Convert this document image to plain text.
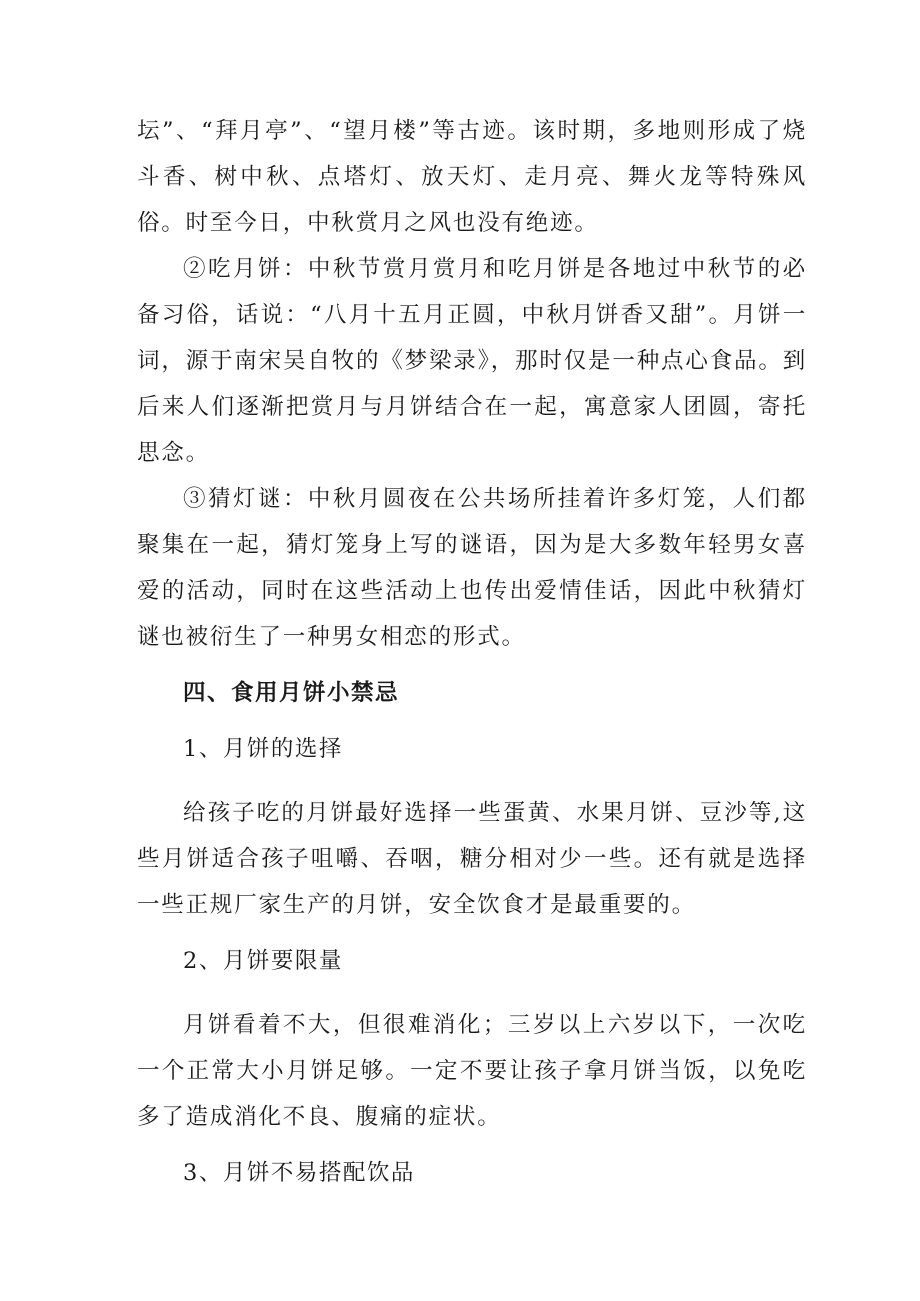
坛”、“拜月亭”、“望月楼”等古迹。该时期，多地则形成了烧斗香、树中秋、点塔灯、放天灯、走月亮、舞火龙等特殊风俗。时至今日，中秋赏月之风也没有绝迹。

②吃月饼：中秋节赏月赏月和吃月饼是各地过中秋节的必备习俗，话说：“八月十五月正圆，中秋月饼香又甜”。月饼一词，源于南宋吴自牧的《梦梁录》，那时仅是一种点心食品。到后来人们逐渐把赏月与月饼结合在一起，寓意家人团圆，寄托思念。

③猜灯谜：中秋月圆夜在公共场所挂着许多灯笼，人们都聚集在一起，猜灯笼身上写的谜语，因为是大多数年轻男女喜爱的活动，同时在这些活动上也传出爱情佳话，因此中秋猜灯谜也被衍生了一种男女相恋的形式。

四、食用月饼小禁忌
1、月饼的选择

给孩子吃的月饼最好选择一些蛋黄、水果月饼、豆沙等,这些月饼适合孩子咀嚼、吞咽，糖分相对少一些。还有就是选择一些正规厂家生产的月饼，安全饮食才是最重要的。

2、月饼要限量

月饼看着不大，但很难消化；三岁以上六岁以下，一次吃一个正常大小月饼足够。一定不要让孩子拿月饼当饭，以免吃多了造成消化不良、腹痛的症状。

3、月饼不易搭配饮品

========================================================================

• _Short task_: Pictures are to be left out; the records above must be repeated word for word.

• _Answer to the problem_:
Convert this document image to plain text.
坛”、“拜月亭”、“望月楼”等古迹。该时期，多地则形成了烧斗香、树中秋、点塔灯、放天灯、走月亮、舞火龙等特殊风俗。时至今日，中秋赏月之风也没有绝迹。

②吃月饼：中秋节赏月赏月和吃月饼是各地过中秋节的必备习俗，话说：“八月十五月正圆，中秋月饼香又甜”。月饼一词，源于南宋吴自牧的《梦梁录》，那时仅是一种点心食品。到后来人们逐渐把赏月与月饼结合在一起，寓意家人团圆，寄托思念。

③猜灯谜：中秋月圆夜在公共场所挂着许多灯笼，人们都聚集在一起，猜灯笼身上写的谜语，因为是大多数年轻男女喜爱的活动，同时在这些活动上也传出爱情佳话，因此中秋猜灯谜也被衍生了一种男女相恋的形式。

四、食用月饼小禁忌
1、月饼的选择

给孩子吃的月饼最好选择一些蛋黄、水果月饼、豆沙等,这些月饼适合孩子咀嚼、吞咽，糖分相对少一些。还有就是选择一些正规厂家生产的月饼，安全饮食才是最重要的。

2、月饼要限量

月饼看着不大，但很难消化；三岁以上六岁以下，一次吃一个正常大小月饼足够。一定不要让孩子拿月饼当饭，以免吃多了造成消化不良、腹痛的症状。

3、月饼不易搭配饮品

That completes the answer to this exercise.